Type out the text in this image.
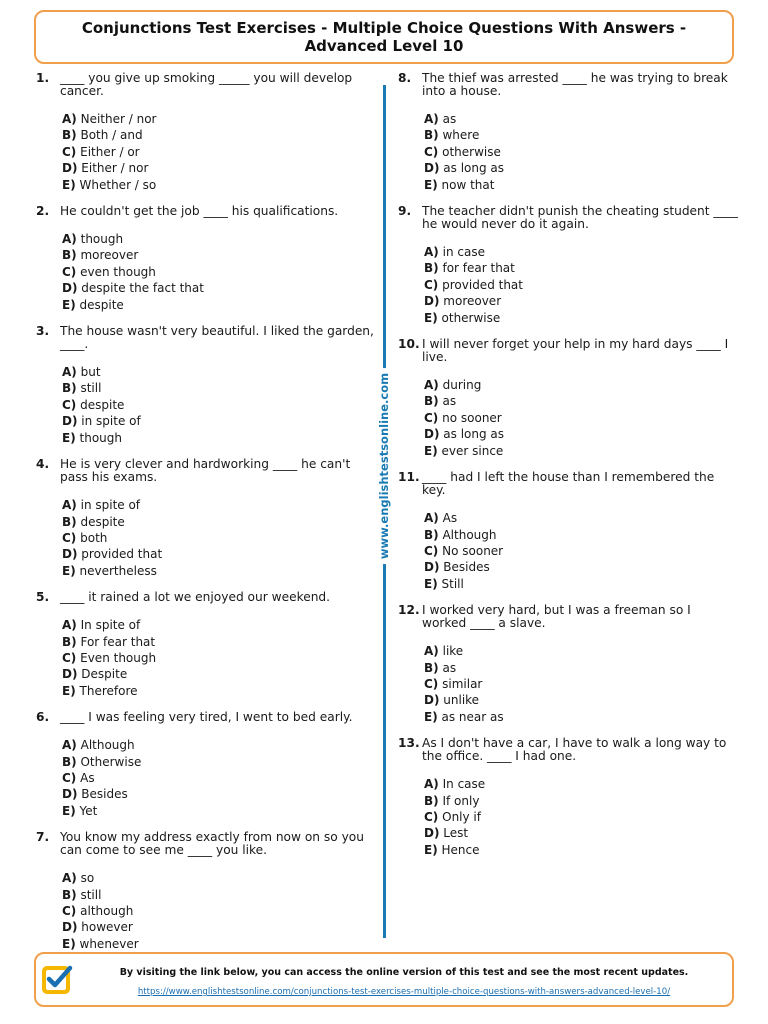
Conjunctions Test Exercises - Multiple Choice Questions With Answers -
Advanced Level 10
1. ____ you give up smoking _____ you will develop cancer.
A) Neither / nor
B) Both / and
C) Either / or
D) Either / nor
E) Whether / so
2. He couldn't get the job ____ his qualifications.
A) though
B) moreover
C) even though
D) despite the fact that
E) despite
3. The house wasn't very beautiful. I liked the garden, ____.
A) but
B) still
C) despite
D) in spite of
E) though
4. He is very clever and hardworking ____ he can't pass his exams.
A) in spite of
B) despite
C) both
D) provided that
E) nevertheless
5. ____ it rained a lot we enjoyed our weekend.
A) In spite of
B) For fear that
C) Even though
D) Despite
E) Therefore
6. ____ I was feeling very tired, I went to bed early.
A) Although
B) Otherwise
C) As
D) Besides
E) Yet
7. You know my address exactly from now on so you can come to see me ____ you like.
A) so
B) still
C) although
D) however
E) whenever
8. The thief was arrested ____ he was trying to break into a house.
A) as
B) where
C) otherwise
D) as long as
E) now that
9. The teacher didn't punish the cheating student ____ he would never do it again.
A) in case
B) for fear that
C) provided that
D) moreover
E) otherwise
10. I will never forget your help in my hard days ____ I live.
A) during
B) as
C) no sooner
D) as long as
E) ever since
11. ____ had I left the house than I remembered the key.
A) As
B) Although
C) No sooner
D) Besides
E) Still
12. I worked very hard, but I was a freeman so I worked ____ a slave.
A) like
B) as
C) similar
D) unlike
E) as near as
13. As I don't have a car, I have to walk a long way to the office. ____ I had one.
A) In case
B) If only
C) Only if
D) Lest
E) Hence
www.englishtestsonline.com
By visiting the link below, you can access the online version of this test and see the most recent updates.
https://www.englishtestsonline.com/conjunctions-test-exercises-multiple-choice-questions-with-answers-advanced-level-10/
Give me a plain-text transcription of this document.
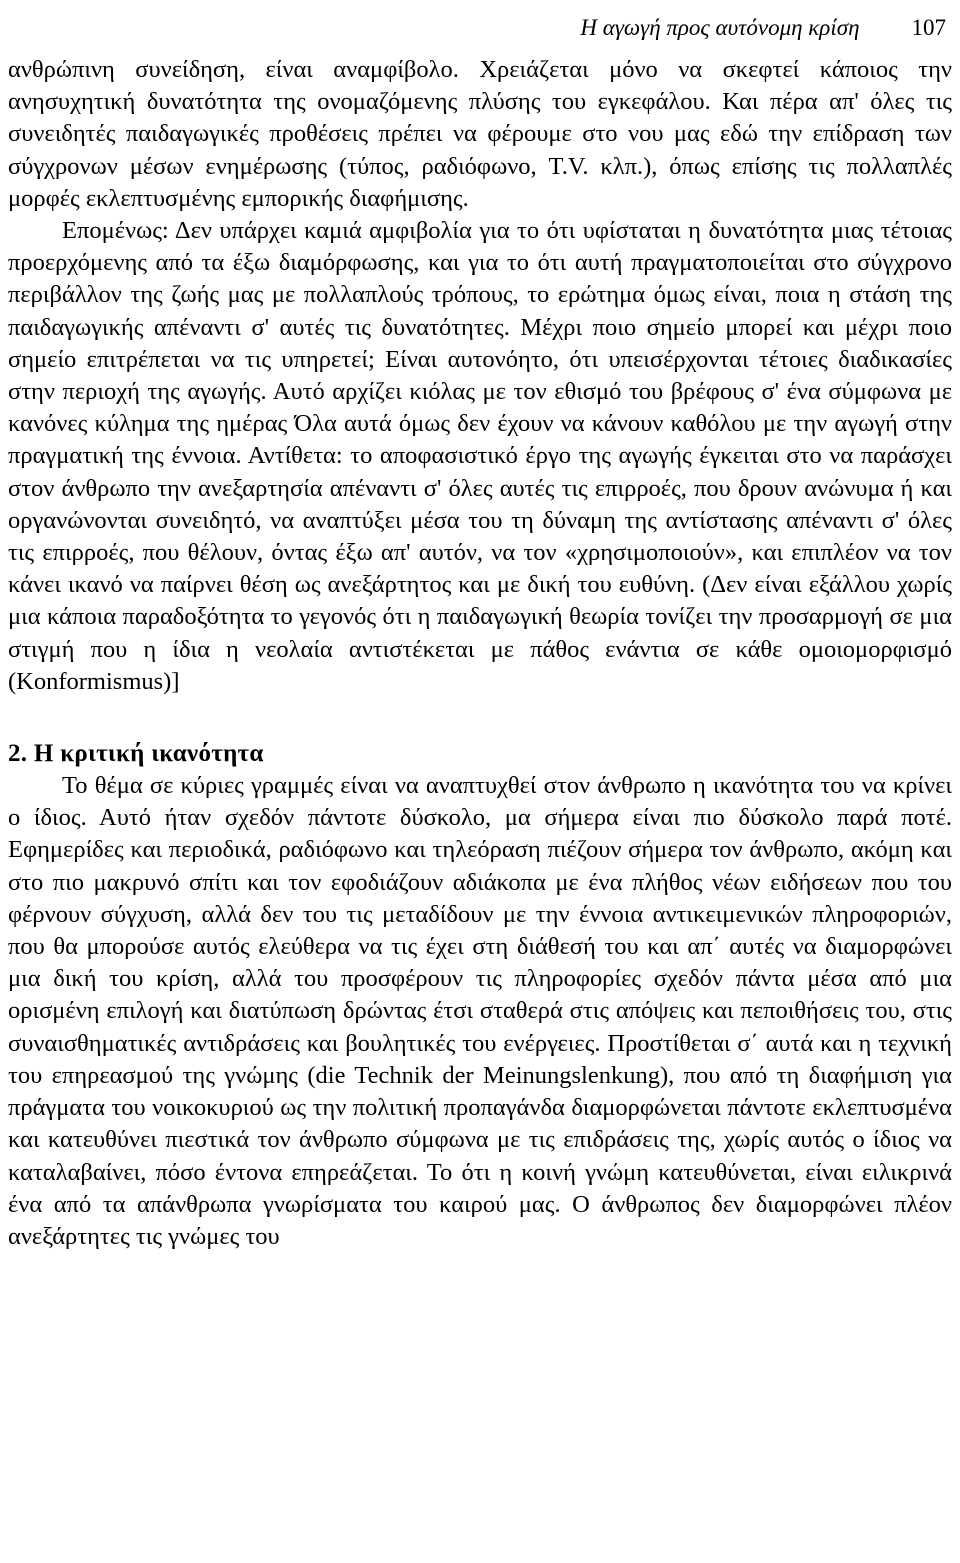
Η αγωγή προς αυτόνομη κρίση 107

ανθρώπινη συνείδηση, είναι αναμφίβολο. Χρειάζεται μόνο να σκεφτεί κάποιος την ανησυχητική δυνατότητα της ονομαζόμενης πλύσης του εγκεφάλου. Και πέρα απ' όλες τις συνειδητές παιδαγωγικές προθέσεις πρέπει να φέρουμε στο νου μας εδώ την επίδραση των σύγχρονων μέσων ενημέρωσης (τύπος, ραδιόφωνο, T.V. κλπ.), όπως επίσης τις πολλαπλές μορφές εκλεπτυσμένης εμπορικής διαφήμισης.

Επομένως: Δεν υπάρχει καμιά αμφιβολία για το ότι υφίσταται η δυνατότητα μιας τέτοιας προερχόμενης από τα έξω διαμόρφωσης, και για το ότι αυτή πραγματοποιείται στο σύγχρονο περιβάλλον της ζωής μας με πολλαπλούς τρόπους, το ερώτημα όμως είναι, ποια η στάση της παιδαγωγικής απέναντι σ' αυτές τις δυνατότητες. Μέχρι ποιο σημείο μπορεί και μέχρι ποιο σημείο επιτρέπεται να τις υπηρετεί; Είναι αυτονόητο, ότι υπεισέρχονται τέτοιες διαδικασίες στην περιοχή της αγωγής. Αυτό αρχίζει κιόλας με τον εθισμό του βρέφους σ' ένα σύμφωνα με κανόνες κύλημα της ημέρας Όλα αυτά όμως δεν έχουν να κάνουν καθόλου με την αγωγή στην πραγματική της έννοια. Αντίθετα: το αποφασιστικό έργο της αγωγής έγκειται στο να παράσχει στον άνθρωπο την ανεξαρτησία απέναντι σ' όλες αυτές τις επιρροές, που δρουν ανώνυμα ή και οργανώνονται συνειδητό, να αναπτύξει μέσα του τη δύναμη της αντίστασης απέναντι σ' όλες τις επιρροές, που θέλουν, όντας έξω απ' αυτόν, να τον «χρησιμοποιούν», και επιπλέον να τον κάνει ικανό να παίρνει θέση ως ανεξάρτητος και με δική του ευθύνη. (Δεν είναι εξάλλου χωρίς μια κάποια παραδοξότητα το γεγονός ότι η παιδαγωγική θεωρία τονίζει την προσαρμογή σε μια στιγμή που η ίδια η νεολαία αντιστέκεται με πάθος ενάντια σε κάθε ομοιομορφισμό (Konformismus)]

2. Η κριτική ικανότητα

Το θέμα σε κύριες γραμμές είναι να αναπτυχθεί στον άνθρωπο η ικανότητα του να κρίνει ο ίδιος. Αυτό ήταν σχεδόν πάντοτε δύσκολο, μα σήμερα είναι πιο δύσκολο παρά ποτέ. Εφημερίδες και περιοδικά, ραδιόφωνο και τηλεόραση πιέζουν σήμερα τον άνθρωπο, ακόμη και στο πιο μακρυνό σπίτι και τον εφοδιάζουν αδιάκοπα με ένα πλήθος νέων ειδήσεων που του φέρνουν σύγχυση, αλλά δεν του τις μεταδίδουν με την έννοια αντικειμενικών πληροφοριών, που θα μπορούσε αυτός ελεύθερα να τις έχει στη διάθεσή του και απ΄ αυτές να διαμορφώνει μια δική του κρίση, αλλά του προσφέρουν τις πληροφορίες σχεδόν πάντα μέσα από μια ορισμένη επιλογή και διατύπωση δρώντας έτσι σταθερά στις απόψεις και πεποιθήσεις του, στις συναισθηματικές αντιδράσεις και βουλητικές του ενέργειες. Προστίθεται σ΄ αυτά και η τεχνική του επηρεασμού της γνώμης (die Technik der Meinungslenkung), που από τη διαφήμιση για πράγματα του νοικοκυριού ως την πολιτική προπαγάνδα διαμορφώνεται πάντοτε εκλεπτυσμένα και κατευθύνει πιεστικά τον άνθρωπο σύμφωνα με τις επιδράσεις της, χωρίς αυτός ο ίδιος να καταλαβαίνει, πόσο έντονα επηρεάζεται. Το ότι η κοινή γνώμη κατευθύνεται, είναι ειλικρινά ένα από τα απάνθρωπα γνωρίσματα του καιρού μας. Ο άνθρωπος δεν διαμορφώνει πλέον ανεξάρτητες τις γνώμες του
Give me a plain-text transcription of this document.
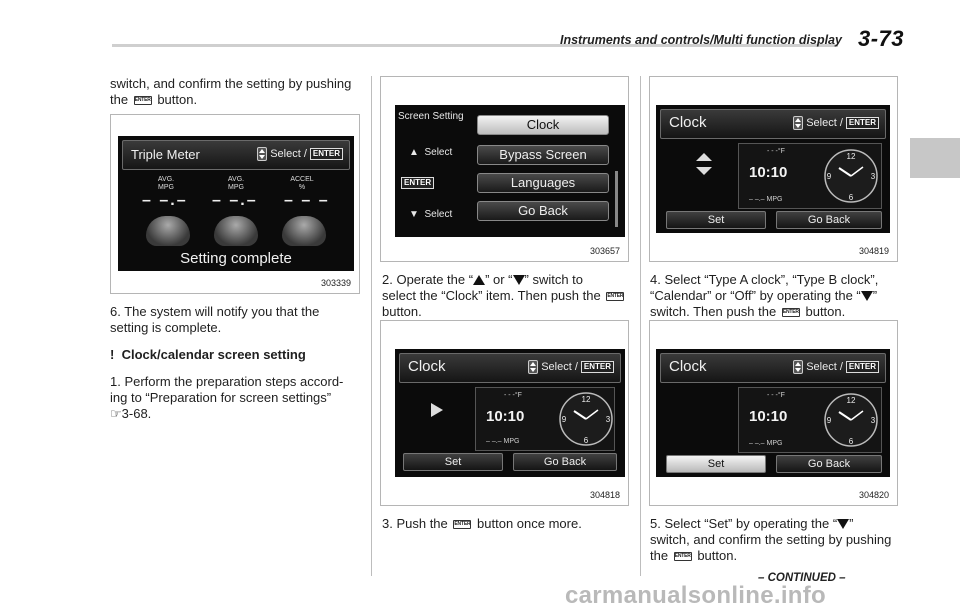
Instruments and controls/Multi function display 3-73
switch, and confirm the setting by pushing
the ENTER button.
Triple Meter	Select / ENTER
AVG.
MPG
– –.–
AVG.
MPG
– –.–
ACCEL
%
– – –
Setting complete
303339
6. The system will notify you that the
setting is complete.
! Clock/calendar screen setting
1. Perform the preparation steps accord-
ing to “Preparation for screen settings”
☞3-68.
Screen Setting
▲  Select
ENTER
▼  Select
Clock
Bypass Screen
Languages
Go Back
303657
2. Operate the “ ” or “ ” switch to
select the “Clock” item. Then push the ENTER
button.
Clock	Select / ENTER
- - -°F
10:10
– –.– MPG
12
3
6
9
Set	Go Back
304818
3. Push the ENTER button once more.
Clock	Select / ENTER
- - -°F
10:10
– –.– MPG
12
3
6
9
Set	Go Back
304819
4. Select “Type A clock”, “Type B clock”,
“Calendar” or “Off” by operating the “ ”
switch. Then push the ENTER button.
Clock	Select / ENTER
- - -°F
10:10
– –.– MPG
12
3
6
9
Set	Go Back
304820
5. Select “Set” by operating the “ ”
switch, and confirm the setting by pushing
the ENTER button.
– CONTINUED –
carmanualsonline.info
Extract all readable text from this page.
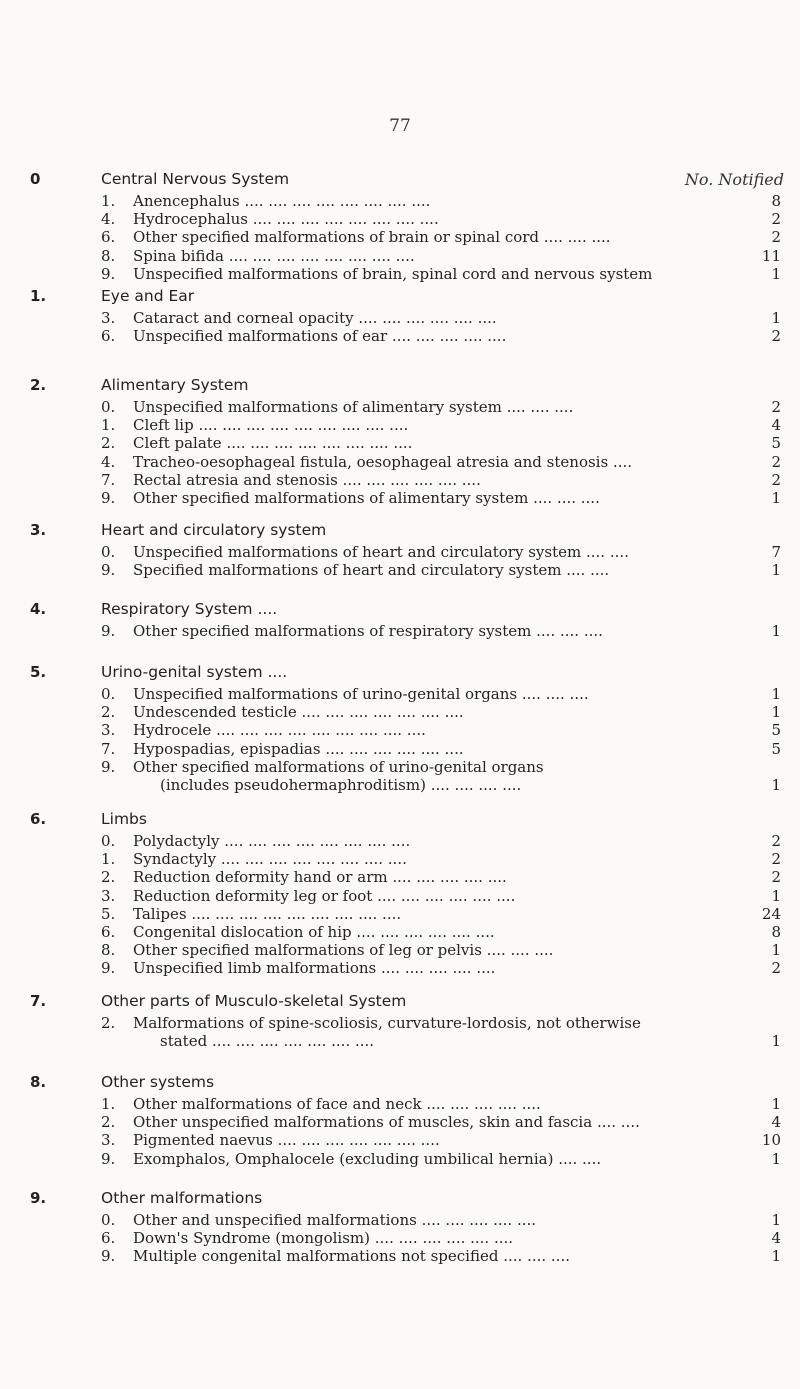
77
No. Notified
0	Central Nervous System
1. Anencephalus .... .... .... .... .... .... .... ....	8
4. Hydrocephalus .... .... .... .... .... .... .... ....	2
6. Other specified malformations of brain or spinal cord .... .... ....	2
8. Spina bifida .... .... .... .... .... .... .... ....	11
9. Unspecified malformations of brain, spinal cord and nervous system	1
1.	Eye and Ear
3. Cataract and corneal opacity .... .... .... .... .... ....	1
6. Unspecified malformations of ear .... .... .... .... ....	2
2.	Alimentary System
0. Unspecified malformations of alimentary system .... .... ....	2
1. Cleft lip .... .... .... .... .... .... .... .... ....	4
2. Cleft palate .... .... .... .... .... .... .... ....	5
4. Tracheo-oesophageal fistula, oesophageal atresia and stenosis ....	2
7. Rectal atresia and stenosis .... .... .... .... .... ....	2
9. Other specified malformations of alimentary system .... .... ....	1
3.	Heart and circulatory system
0. Unspecified malformations of heart and circulatory system .... ....	7
9. Specified malformations of heart and circulatory system .... ....	1
4.	Respiratory System ....
9. Other specified malformations of respiratory system .... .... ....	1
5.	Urino-genital system ....
0. Unspecified malformations of urino-genital organs .... .... ....	1
2. Undescended testicle .... .... .... .... .... .... ....	1
3. Hydrocele .... .... .... .... .... .... .... .... ....	5
7. Hypospadias, epispadias .... .... .... .... .... ....	5
9. Other specified malformations of urino-genital organs
(includes pseudohermaphroditism) .... .... .... ....	1
6.	Limbs
0. Polydactyly .... .... .... .... .... .... .... ....	2
1. Syndactyly .... .... .... .... .... .... .... ....	2
2. Reduction deformity hand or arm .... .... .... .... ....	2
3. Reduction deformity leg or foot .... .... .... .... .... ....	1
5. Talipes .... .... .... .... .... .... .... .... ....	24
6. Congenital dislocation of hip .... .... .... .... .... ....	8
8. Other specified malformations of leg or pelvis .... .... ....	1
9. Unspecified limb malformations .... .... .... .... ....	2
7.	Other parts of Musculo-skeletal System
2. Malformations of spine-scoliosis, curvature-lordosis, not otherwise
stated .... .... .... .... .... .... ....	1
8.	Other systems
1. Other malformations of face and neck .... .... .... .... ....	1
2. Other unspecified malformations of muscles, skin and fascia .... ....	4
3. Pigmented naevus .... .... .... .... .... .... ....	10
9. Exomphalos, Omphalocele (excluding umbilical hernia) .... ....	1
9.	Other malformations
0. Other and unspecified malformations .... .... .... .... ....	1
6. Down's Syndrome (mongolism) .... .... .... .... .... ....	4
9. Multiple congenital malformations not specified .... .... ....	1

# [GIVEN REQUEST]
Your reply is one number: how many lines of the records above contain the word "that".

# [OUTPUT BELOW]
7